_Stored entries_
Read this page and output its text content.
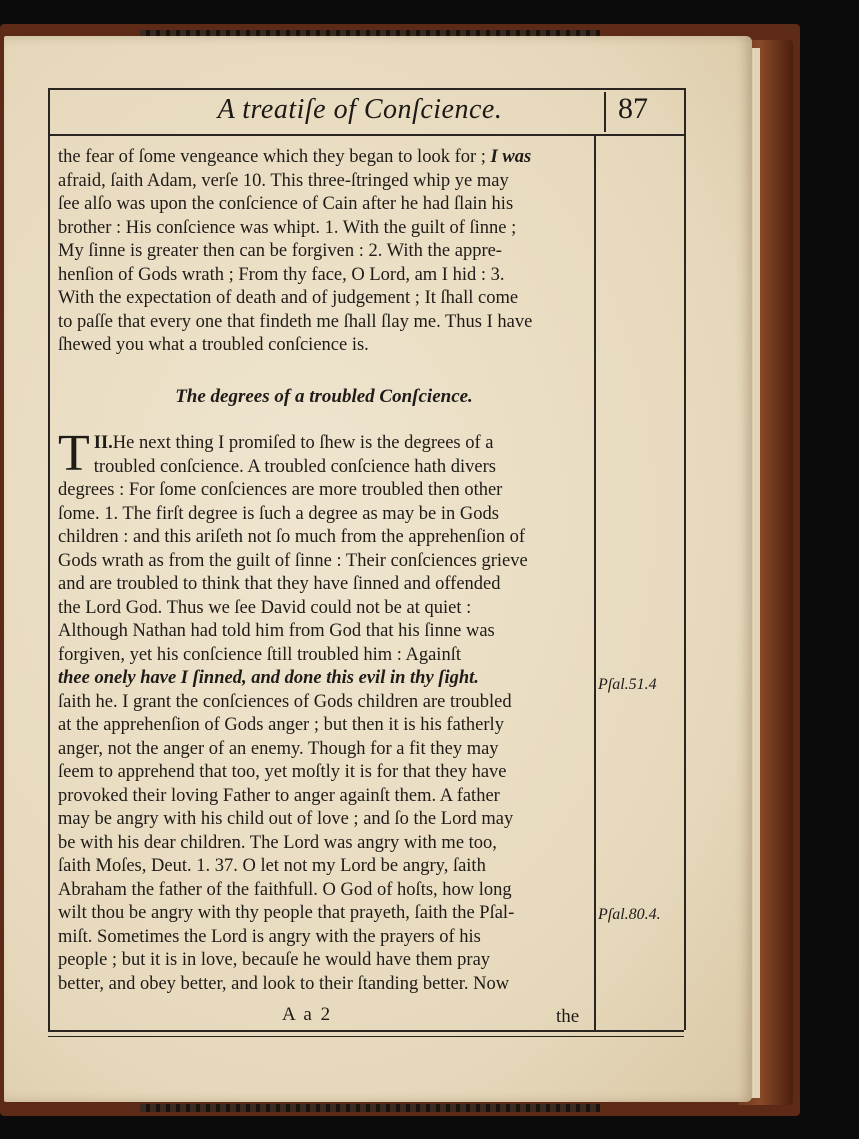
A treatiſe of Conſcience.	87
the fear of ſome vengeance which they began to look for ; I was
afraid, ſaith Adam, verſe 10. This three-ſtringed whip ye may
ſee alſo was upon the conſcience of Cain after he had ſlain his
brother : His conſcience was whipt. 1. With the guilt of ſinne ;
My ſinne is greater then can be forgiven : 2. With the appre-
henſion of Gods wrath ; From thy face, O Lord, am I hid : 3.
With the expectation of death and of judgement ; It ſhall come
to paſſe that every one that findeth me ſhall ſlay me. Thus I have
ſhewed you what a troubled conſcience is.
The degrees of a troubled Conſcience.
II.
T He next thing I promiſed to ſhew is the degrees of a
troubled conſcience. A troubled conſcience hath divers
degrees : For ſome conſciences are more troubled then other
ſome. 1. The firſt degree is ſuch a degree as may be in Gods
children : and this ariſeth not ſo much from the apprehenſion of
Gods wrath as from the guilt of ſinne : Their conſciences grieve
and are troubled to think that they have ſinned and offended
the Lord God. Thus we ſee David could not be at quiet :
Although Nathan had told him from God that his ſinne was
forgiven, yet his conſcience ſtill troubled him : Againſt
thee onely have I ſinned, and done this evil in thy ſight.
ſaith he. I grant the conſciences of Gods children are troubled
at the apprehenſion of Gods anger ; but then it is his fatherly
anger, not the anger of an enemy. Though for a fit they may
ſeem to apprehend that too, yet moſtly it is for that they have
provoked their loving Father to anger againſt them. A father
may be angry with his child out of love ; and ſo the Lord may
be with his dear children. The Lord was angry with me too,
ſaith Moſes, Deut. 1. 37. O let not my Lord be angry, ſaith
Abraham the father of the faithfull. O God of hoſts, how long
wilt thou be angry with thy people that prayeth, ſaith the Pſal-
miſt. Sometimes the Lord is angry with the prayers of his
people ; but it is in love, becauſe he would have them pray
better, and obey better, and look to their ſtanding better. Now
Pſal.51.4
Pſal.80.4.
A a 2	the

_Work required_
Where a line of the records above holds the word "ſaith", copy that line.

_Worked solution_
afraid, ſaith Adam, verſe 10. This three-ſtringed whip ye may
ſaith he. I grant the conſciences of Gods children are troubled
ſaith Moſes, Deut. 1. 37. O let not my Lord be angry, ſaith
wilt thou be angry with thy people that prayeth, ſaith the Pſal-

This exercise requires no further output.